═════ RECORDS FOR THIS EXERCISE
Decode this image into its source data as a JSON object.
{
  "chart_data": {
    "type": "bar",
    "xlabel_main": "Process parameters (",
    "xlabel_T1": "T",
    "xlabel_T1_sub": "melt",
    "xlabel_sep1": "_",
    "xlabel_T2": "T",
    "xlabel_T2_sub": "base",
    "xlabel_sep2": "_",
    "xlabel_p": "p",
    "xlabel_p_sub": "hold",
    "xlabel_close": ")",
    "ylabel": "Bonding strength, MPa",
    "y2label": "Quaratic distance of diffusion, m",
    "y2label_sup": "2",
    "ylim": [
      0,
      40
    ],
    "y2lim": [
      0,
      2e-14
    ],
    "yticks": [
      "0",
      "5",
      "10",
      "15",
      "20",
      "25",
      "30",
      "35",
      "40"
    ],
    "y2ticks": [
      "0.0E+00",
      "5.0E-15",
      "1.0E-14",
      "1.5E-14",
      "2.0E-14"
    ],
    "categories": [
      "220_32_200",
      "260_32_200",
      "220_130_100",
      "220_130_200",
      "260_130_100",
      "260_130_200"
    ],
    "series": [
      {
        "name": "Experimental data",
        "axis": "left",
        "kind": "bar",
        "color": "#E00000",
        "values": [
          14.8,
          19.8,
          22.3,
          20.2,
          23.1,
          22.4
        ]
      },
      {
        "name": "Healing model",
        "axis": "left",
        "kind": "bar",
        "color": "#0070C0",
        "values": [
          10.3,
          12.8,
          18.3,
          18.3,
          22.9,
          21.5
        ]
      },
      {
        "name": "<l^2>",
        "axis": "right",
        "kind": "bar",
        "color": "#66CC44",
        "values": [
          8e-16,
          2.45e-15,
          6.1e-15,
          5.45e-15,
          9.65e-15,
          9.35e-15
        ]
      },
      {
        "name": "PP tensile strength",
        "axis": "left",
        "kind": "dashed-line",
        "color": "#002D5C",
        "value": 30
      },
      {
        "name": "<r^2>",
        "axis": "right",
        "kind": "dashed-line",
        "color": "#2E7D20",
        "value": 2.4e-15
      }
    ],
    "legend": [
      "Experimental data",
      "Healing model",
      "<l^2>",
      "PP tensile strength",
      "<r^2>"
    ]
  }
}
══════════
** WHAT THIS TASK INVOLVES **
Write out all the entries exactly.

** RESULT OF THIS EXERCISE **
Decode this image into its source data as a JSON object.
{
  "chart_data": {
    "type": "bar",
    "xlabel_main": "Process parameters (",
    "xlabel_T1": "T",
    "xlabel_T1_sub": "melt",
    "xlabel_sep1": "_",
    "xlabel_T2": "T",
    "xlabel_T2_sub": "base",
    "xlabel_sep2": "_",
    "xlabel_p": "p",
    "xlabel_p_sub": "hold",
    "xlabel_close": ")",
    "ylabel": "Bonding strength, MPa",
    "y2label": "Quaratic distance of diffusion, m",
    "y2label_sup": "2",
    "ylim": [
      0,
      40
    ],
    "y2lim": [
      0,
      2e-14
    ],
    "yticks": [
      "0",
      "5",
      "10",
      "15",
      "20",
      "25",
      "30",
      "35",
      "40"
    ],
    "y2ticks": [
      "0.0E+00",
      "5.0E-15",
      "1.0E-14",
      "1.5E-14",
      "2.0E-14"
    ],
    "categories": [
      "220_32_200",
      "260_32_200",
      "220_130_100",
      "220_130_200",
      "260_130_100",
      "260_130_200"
    ],
    "series": [
      {
        "name": "Experimental data",
        "axis": "left",
        "kind": "bar",
        "color": "#E00000",
        "values": [
          14.8,
          19.8,
          22.3,
          20.2,
          23.1,
          22.4
        ]
      },
      {
        "name": "Healing model",
        "axis": "left",
        "kind": "bar",
        "color": "#0070C0",
        "values": [
          10.3,
          12.8,
          18.3,
          18.3,
          22.9,
          21.5
        ]
      },
      {
        "name": "<l^2>",
        "axis": "right",
        "kind": "bar",
        "color": "#66CC44",
        "values": [
          8e-16,
          2.45e-15,
          6.1e-15,
          5.45e-15,
          9.65e-15,
          9.35e-15
        ]
      },
      {
        "name": "PP tensile strength",
        "axis": "left",
        "kind": "dashed-line",
        "color": "#002D5C",
        "value": 30
      },
      {
        "name": "<r^2>",
        "axis": "right",
        "kind": "dashed-line",
        "color": "#2E7D20",
        "value": 2.4e-15
      }
    ],
    "legend": [
      "Experimental data",
      "Healing model",
      "<l^2>",
      "PP tensile strength",
      "<r^2>"
    ]
  }
}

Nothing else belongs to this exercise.